> **Task instructions**
Check every line of the material below for the string "nShield", and return the ones that have it.

>>>>

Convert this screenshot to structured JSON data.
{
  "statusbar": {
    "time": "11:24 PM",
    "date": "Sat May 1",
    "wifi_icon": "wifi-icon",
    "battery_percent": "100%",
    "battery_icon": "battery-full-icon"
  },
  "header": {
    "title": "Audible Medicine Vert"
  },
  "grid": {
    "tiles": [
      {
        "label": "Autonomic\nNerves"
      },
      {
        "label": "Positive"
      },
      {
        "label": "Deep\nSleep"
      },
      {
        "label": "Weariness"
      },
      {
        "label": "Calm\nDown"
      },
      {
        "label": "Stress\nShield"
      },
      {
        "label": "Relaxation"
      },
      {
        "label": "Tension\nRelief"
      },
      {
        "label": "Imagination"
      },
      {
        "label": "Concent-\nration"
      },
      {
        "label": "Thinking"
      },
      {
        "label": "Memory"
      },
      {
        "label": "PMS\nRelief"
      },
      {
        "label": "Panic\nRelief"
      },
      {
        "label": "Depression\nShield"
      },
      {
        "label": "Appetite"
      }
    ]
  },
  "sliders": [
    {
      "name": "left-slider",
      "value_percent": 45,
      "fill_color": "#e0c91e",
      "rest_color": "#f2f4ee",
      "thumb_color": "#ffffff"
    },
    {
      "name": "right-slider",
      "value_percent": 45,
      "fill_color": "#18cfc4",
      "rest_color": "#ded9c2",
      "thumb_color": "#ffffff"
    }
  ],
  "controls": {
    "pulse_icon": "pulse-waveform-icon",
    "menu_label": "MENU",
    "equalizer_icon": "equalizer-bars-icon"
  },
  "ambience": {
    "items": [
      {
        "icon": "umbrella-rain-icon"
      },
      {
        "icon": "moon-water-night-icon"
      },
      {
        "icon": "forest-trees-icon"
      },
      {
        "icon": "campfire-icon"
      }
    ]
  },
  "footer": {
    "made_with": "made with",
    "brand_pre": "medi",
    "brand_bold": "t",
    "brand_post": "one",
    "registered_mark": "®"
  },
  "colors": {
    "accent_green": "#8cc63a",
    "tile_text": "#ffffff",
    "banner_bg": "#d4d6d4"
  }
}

<<<<

> **Full output**
        "label": "Stress\nShield"
        "label": "Depression\nShield"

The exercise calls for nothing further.